## ТЕКСТ ДЛЯ ЧТЕНИЯ
"""
Евгений Георгиевич Яковлев – заведующий кафедрой эстетики МГУ. Эту должность Евгений Георгиевич наследовал у Михаила Федотовича Овсянникова, основателя первой специализированной кафедры эстетики в СССР и в силу этого заложившего основы «Золотого века» советской эстетики. И при Михаиле Федотовиче, и при Евгении Георгиевиче кафедра представляла собой некий центр эстетического движения, избегая крайностей модернизма и консерватизма. Но главное, она была кузнецой кадров эстетики, уделяя особое, покровительственное внимание представителям провинции.

Евгений Георгиевич, (высокий, симпатичный, с «чеховской бородкой» обладатель бархатного баритона (и жена у него под стать – красавица)), как теоретик эстетического придерживался классической традиции, о чем свидетельствует его книга «Эстетическое как совершенное». В этой традиции он разработал оригинальную разветвленную систему категорий эстетики. Естественно, что он критически отнесся к современным проявлениям постмодернизма в эстетике, к отрицанию объективности эстетического и системности эстетики как науки. Особый вклад Е.Г.Яковлева в эстетику состоял в том, что в условиях официального атеизма и рационализма он очень тактично и со знанием дела рассмотрел взаимоотношения искусства и религии и, более того, обратился к изучению религиозной эстетики Востока.
"""
## ЗАДАНИЕ 1
Перепечатайте без изменений начало записей: начните с самой первой строки записей и закончите строкой, где есть «legend-entry: csiem1.7.0 (Bot», включив и её.
Записи никак не связаны с текстом.

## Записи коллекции
"""
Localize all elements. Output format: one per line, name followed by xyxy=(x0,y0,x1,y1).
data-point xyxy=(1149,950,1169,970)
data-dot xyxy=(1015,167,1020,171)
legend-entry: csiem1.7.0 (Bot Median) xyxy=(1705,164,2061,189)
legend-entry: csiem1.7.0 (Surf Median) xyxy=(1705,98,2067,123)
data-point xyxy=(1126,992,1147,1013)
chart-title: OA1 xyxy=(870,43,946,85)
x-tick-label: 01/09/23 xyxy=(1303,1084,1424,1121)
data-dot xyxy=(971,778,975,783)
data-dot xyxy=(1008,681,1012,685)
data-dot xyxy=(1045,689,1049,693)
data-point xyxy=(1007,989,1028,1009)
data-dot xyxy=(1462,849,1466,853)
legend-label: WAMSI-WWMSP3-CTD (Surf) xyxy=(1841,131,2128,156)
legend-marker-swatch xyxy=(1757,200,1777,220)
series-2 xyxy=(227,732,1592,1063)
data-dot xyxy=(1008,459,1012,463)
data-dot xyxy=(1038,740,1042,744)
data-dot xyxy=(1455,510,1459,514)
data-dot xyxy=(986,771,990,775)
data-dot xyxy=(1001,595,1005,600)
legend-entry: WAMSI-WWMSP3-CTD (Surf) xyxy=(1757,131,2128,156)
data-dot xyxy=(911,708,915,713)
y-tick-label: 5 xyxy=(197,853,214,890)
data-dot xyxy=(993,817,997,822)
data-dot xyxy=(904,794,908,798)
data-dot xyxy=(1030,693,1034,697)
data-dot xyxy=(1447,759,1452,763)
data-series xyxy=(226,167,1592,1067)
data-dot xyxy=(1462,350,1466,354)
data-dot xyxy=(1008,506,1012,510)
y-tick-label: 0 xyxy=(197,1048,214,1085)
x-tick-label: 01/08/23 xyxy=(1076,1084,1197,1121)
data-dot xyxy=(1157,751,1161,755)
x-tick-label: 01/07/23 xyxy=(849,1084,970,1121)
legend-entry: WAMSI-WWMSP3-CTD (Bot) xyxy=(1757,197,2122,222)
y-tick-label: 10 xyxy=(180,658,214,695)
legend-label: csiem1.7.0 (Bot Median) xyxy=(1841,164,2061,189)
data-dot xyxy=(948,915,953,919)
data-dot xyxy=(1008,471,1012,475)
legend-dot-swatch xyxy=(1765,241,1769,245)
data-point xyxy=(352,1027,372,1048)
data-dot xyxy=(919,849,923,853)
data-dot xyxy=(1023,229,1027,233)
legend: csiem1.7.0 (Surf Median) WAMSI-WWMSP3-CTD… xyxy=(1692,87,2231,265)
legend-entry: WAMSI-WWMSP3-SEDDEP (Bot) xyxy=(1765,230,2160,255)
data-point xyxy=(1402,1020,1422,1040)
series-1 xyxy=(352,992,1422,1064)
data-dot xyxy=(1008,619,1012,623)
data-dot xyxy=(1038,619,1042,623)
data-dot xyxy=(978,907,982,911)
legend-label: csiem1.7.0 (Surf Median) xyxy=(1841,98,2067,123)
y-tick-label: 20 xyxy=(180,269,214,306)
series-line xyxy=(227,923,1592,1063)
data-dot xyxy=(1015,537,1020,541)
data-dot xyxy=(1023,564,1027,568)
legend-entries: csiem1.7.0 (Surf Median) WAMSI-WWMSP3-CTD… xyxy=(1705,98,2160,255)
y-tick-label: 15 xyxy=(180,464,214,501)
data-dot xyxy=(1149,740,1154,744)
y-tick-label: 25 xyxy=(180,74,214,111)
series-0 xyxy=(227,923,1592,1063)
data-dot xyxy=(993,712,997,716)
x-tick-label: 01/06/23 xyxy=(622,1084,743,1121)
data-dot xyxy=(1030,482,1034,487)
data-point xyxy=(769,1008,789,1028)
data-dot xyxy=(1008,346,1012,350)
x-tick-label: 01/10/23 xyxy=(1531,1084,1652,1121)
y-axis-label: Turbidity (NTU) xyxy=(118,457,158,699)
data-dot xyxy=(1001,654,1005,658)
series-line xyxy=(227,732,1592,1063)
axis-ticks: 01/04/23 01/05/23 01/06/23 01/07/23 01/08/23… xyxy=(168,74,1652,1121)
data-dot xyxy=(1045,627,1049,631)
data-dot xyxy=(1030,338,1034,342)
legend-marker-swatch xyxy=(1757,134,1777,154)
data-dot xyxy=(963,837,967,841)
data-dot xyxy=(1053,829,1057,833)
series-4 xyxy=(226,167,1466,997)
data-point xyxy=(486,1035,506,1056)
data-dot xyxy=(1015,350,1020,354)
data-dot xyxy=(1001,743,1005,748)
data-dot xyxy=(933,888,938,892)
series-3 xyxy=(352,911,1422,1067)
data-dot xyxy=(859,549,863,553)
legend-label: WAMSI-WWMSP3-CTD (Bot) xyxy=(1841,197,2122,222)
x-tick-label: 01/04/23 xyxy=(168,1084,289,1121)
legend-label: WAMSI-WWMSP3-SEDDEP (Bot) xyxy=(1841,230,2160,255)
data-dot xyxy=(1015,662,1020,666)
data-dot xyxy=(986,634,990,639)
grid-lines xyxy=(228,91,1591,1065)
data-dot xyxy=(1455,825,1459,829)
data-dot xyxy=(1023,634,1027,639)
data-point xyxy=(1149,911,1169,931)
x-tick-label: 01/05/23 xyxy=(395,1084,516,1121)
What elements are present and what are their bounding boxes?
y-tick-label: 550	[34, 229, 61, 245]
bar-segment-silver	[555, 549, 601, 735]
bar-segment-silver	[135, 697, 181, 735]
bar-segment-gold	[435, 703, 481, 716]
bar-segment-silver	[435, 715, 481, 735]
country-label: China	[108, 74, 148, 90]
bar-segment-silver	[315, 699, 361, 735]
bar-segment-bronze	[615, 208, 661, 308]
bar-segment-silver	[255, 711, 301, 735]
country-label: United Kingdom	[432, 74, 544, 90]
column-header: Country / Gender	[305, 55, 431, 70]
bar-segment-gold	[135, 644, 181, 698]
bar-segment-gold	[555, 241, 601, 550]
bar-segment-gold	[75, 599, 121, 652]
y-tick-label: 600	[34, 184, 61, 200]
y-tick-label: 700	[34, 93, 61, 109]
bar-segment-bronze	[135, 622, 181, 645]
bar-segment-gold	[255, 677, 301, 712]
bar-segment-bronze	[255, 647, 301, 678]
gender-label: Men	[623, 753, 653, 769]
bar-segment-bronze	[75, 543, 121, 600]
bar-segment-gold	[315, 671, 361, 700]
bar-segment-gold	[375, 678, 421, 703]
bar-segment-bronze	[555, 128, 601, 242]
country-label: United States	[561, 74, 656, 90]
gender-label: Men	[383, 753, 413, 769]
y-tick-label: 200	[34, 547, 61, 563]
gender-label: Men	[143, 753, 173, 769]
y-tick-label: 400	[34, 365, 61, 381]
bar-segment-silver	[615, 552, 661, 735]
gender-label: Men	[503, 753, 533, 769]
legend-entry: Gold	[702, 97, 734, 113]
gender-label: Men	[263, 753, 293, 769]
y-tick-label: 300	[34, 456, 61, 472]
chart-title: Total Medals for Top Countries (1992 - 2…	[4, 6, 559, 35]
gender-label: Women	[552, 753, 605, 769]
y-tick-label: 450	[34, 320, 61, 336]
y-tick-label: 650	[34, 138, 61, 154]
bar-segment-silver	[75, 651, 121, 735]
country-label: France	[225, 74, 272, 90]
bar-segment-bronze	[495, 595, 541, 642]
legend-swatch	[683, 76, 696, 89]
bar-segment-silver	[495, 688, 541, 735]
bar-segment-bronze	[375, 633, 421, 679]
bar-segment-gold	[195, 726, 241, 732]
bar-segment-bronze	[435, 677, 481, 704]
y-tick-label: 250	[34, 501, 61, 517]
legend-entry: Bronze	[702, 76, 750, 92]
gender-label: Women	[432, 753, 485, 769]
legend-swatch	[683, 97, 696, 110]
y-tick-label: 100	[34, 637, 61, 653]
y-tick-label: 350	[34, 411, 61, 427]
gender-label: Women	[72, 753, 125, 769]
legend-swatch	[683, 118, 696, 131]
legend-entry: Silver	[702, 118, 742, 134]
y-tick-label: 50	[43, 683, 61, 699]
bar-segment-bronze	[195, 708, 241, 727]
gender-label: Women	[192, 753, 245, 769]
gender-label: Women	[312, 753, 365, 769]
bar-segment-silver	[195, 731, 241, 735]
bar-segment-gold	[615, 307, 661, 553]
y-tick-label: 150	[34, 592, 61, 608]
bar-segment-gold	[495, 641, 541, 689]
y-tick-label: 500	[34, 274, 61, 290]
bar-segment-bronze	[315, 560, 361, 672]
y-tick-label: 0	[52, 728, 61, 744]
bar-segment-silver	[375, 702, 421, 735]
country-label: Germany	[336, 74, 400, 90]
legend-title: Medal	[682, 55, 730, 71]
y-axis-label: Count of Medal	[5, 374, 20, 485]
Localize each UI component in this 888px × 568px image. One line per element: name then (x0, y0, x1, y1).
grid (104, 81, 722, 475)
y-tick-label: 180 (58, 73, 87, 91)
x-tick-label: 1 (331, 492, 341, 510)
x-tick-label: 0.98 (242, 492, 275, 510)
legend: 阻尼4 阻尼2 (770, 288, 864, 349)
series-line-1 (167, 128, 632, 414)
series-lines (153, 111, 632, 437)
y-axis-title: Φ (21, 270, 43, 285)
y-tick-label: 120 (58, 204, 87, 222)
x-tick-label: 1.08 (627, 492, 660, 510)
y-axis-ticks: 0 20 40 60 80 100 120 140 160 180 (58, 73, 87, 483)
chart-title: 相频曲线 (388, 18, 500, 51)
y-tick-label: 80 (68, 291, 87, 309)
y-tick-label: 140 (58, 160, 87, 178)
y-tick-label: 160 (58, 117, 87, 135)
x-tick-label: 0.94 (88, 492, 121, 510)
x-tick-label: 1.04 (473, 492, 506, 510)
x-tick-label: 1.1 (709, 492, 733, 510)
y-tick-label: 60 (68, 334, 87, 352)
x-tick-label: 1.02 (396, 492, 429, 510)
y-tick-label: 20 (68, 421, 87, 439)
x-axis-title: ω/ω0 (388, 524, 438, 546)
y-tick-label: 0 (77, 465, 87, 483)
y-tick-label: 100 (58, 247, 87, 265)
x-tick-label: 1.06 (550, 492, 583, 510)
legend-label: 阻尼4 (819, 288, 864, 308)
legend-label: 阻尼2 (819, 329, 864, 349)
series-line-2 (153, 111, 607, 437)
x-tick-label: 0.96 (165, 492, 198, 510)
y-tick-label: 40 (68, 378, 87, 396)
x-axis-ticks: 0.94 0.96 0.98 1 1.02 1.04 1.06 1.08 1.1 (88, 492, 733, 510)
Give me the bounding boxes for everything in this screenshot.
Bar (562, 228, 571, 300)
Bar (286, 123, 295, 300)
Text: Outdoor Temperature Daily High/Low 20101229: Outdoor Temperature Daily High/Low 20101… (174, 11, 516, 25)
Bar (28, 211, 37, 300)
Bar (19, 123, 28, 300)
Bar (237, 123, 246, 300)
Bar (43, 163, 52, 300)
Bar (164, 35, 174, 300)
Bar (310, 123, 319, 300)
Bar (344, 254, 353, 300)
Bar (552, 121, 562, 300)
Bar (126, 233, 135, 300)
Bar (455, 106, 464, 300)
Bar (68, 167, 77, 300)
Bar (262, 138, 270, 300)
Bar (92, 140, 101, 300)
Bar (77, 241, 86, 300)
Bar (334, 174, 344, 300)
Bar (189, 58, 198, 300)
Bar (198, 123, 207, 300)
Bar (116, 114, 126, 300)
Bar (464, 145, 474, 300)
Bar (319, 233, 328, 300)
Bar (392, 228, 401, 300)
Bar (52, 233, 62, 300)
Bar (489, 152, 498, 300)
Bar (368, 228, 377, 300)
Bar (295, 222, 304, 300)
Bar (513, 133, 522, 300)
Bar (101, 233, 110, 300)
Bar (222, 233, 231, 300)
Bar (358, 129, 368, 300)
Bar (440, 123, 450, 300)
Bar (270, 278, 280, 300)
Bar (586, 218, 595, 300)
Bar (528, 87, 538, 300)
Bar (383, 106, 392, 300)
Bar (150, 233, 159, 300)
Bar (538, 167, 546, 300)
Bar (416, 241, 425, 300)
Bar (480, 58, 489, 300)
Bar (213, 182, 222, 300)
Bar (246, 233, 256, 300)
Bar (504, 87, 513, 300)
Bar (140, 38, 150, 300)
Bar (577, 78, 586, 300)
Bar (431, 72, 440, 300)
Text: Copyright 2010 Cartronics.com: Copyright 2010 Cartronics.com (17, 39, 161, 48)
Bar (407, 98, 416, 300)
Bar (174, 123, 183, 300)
"""
## ЗАДАНИЕ 2
Повторите дословно отрывок из текста о Е. Г. Яковлеве: начните со слов «Евгений Георгиевич Яковлев –» и закончите словами «внимание представителям провинции.».

## ОТВЕТ 1
Localize all elements. Output format: one per line, name followed by xyxy=(x0,y0,x1,y1).
data-point xyxy=(1149,950,1169,970)
data-dot xyxy=(1015,167,1020,171)
legend-entry: csiem1.7.0 (Bot Median) xyxy=(1705,164,2061,189)

## ОТВЕТ 2
Евгений Георгиевич Яковлев – заведующий кафедрой эстетики МГУ. Эту должность Евгений Георгиевич наследовал у Михаила Федотовича Овсянникова, основателя первой специализированной кафедры эстетики в СССР и в силу этого заложившего основы «Золотого века» советской эстетики. И при Михаиле Федотовиче, и при Евгении Георгиевиче кафедра представляла собой некий центр эстетического движения, избегая крайностей модернизма и консерватизма. Но главное, она была кузнецой кадров эстетики, уделяя особое, покровительственное внимание представителям провинции.